▶ [Directions for this task] Print the records below without any change, from their first line through the line containing "- heatmap-cell: [336, 354, 346, 364]".

▶ [Task data]
::::::

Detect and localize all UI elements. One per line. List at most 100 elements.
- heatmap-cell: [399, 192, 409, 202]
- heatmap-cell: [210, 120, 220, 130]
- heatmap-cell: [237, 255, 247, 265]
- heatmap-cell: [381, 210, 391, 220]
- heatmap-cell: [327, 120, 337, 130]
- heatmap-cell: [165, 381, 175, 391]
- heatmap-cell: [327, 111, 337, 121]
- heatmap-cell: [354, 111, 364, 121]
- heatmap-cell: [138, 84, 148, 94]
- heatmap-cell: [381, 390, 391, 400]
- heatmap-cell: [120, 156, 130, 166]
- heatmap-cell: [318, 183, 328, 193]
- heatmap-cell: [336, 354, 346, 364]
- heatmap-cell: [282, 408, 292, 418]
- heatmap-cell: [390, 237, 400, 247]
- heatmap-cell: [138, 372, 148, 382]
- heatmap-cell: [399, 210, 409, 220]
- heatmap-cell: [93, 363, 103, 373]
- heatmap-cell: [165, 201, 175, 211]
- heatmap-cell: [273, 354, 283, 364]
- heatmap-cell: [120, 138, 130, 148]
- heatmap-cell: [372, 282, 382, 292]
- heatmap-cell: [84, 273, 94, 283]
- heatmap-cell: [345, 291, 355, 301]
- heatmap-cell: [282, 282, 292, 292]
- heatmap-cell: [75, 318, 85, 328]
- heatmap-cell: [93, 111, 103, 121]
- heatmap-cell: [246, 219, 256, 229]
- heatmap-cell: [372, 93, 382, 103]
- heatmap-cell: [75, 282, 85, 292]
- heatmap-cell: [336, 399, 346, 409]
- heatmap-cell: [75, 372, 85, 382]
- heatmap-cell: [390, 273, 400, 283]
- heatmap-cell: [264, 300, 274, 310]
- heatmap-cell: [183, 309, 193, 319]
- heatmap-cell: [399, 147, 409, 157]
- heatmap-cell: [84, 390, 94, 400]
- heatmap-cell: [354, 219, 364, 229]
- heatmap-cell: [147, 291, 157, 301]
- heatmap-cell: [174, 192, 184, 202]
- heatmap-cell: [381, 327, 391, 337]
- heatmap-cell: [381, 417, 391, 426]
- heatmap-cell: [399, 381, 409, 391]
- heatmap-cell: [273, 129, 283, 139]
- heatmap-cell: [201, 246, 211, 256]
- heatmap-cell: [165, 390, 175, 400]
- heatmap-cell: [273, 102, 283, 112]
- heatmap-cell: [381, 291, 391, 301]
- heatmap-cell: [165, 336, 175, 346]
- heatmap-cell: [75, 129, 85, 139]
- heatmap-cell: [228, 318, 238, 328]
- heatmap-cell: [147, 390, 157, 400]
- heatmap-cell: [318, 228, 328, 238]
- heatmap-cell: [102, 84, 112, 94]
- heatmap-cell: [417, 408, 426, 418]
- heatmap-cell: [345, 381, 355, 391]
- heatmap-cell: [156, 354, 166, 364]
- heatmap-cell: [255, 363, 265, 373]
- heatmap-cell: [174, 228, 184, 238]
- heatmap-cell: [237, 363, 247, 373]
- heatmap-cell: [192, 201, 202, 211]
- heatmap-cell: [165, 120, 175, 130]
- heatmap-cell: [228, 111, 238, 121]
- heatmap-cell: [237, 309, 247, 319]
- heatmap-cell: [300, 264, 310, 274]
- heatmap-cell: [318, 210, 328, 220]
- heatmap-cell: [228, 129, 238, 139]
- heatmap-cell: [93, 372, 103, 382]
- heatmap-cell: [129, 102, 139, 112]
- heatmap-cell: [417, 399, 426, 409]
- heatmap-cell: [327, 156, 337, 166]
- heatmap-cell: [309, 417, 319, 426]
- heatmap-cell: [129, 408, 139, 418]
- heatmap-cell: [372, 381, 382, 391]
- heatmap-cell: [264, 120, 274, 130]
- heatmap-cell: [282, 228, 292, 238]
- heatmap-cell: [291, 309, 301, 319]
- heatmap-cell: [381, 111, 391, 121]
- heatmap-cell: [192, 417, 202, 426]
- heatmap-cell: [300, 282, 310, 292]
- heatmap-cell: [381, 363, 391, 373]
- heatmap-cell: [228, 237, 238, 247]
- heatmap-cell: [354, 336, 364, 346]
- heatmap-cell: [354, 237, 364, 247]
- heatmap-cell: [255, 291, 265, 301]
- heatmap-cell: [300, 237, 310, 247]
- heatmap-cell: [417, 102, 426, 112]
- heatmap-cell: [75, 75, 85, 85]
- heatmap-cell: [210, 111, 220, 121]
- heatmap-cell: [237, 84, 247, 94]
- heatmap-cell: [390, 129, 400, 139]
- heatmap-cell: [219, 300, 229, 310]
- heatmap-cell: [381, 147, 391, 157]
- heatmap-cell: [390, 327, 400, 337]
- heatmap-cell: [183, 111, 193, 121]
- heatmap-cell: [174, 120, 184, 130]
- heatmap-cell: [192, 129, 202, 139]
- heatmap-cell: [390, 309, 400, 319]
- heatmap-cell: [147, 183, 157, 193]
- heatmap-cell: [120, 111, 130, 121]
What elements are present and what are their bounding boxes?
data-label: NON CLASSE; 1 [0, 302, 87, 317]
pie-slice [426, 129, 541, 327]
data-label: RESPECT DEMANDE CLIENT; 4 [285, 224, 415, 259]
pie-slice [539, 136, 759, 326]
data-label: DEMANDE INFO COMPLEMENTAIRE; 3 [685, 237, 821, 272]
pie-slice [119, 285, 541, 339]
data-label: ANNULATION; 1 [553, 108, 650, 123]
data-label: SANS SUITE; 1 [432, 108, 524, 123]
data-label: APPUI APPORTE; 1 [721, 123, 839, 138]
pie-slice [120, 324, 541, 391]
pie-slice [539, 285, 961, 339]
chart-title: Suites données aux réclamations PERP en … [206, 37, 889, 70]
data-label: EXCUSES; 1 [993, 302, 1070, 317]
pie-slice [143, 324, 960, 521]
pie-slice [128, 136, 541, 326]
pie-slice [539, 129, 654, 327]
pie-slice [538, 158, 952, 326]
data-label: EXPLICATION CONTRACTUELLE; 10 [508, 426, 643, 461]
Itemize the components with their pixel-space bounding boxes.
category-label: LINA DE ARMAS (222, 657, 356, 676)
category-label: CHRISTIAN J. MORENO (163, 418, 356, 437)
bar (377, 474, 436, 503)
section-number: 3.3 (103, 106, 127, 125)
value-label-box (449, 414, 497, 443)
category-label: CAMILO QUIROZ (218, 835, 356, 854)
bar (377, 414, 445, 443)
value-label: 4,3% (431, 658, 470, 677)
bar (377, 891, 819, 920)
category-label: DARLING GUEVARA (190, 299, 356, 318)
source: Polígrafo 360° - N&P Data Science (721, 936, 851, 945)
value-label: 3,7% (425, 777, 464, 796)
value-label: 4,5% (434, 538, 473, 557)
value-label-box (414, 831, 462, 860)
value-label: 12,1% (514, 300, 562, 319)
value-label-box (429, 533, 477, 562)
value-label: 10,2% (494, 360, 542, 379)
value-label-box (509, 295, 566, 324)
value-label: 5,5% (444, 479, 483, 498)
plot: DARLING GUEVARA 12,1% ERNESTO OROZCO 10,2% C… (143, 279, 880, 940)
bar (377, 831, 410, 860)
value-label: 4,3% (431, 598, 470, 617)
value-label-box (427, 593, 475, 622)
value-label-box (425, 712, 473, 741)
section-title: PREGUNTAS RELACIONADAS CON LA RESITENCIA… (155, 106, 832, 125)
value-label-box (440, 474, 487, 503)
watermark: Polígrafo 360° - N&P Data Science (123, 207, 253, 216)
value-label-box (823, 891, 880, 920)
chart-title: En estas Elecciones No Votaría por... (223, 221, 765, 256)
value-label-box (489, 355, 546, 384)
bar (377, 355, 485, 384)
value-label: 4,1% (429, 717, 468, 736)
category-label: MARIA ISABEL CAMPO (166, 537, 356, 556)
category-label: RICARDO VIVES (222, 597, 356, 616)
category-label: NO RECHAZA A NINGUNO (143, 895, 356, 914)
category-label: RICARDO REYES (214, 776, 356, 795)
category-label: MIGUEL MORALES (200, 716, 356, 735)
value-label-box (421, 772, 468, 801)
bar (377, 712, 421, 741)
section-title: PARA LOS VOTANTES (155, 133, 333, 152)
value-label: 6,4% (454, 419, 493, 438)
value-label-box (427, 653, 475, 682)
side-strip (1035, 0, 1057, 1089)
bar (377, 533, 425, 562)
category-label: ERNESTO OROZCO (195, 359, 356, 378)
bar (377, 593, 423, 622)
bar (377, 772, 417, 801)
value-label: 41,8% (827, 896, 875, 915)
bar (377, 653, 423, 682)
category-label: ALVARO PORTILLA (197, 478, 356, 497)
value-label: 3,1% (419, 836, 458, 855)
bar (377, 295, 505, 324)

::::::

▶ [Response for this exercise]
Detect and localize all UI elements. One per line. List at most 100 elements.
- heatmap-cell: [399, 192, 409, 202]
- heatmap-cell: [210, 120, 220, 130]
- heatmap-cell: [237, 255, 247, 265]
- heatmap-cell: [381, 210, 391, 220]
- heatmap-cell: [327, 120, 337, 130]
- heatmap-cell: [165, 381, 175, 391]
- heatmap-cell: [327, 111, 337, 121]
- heatmap-cell: [354, 111, 364, 121]
- heatmap-cell: [138, 84, 148, 94]
- heatmap-cell: [381, 390, 391, 400]
- heatmap-cell: [120, 156, 130, 166]
- heatmap-cell: [318, 183, 328, 193]
- heatmap-cell: [336, 354, 346, 364]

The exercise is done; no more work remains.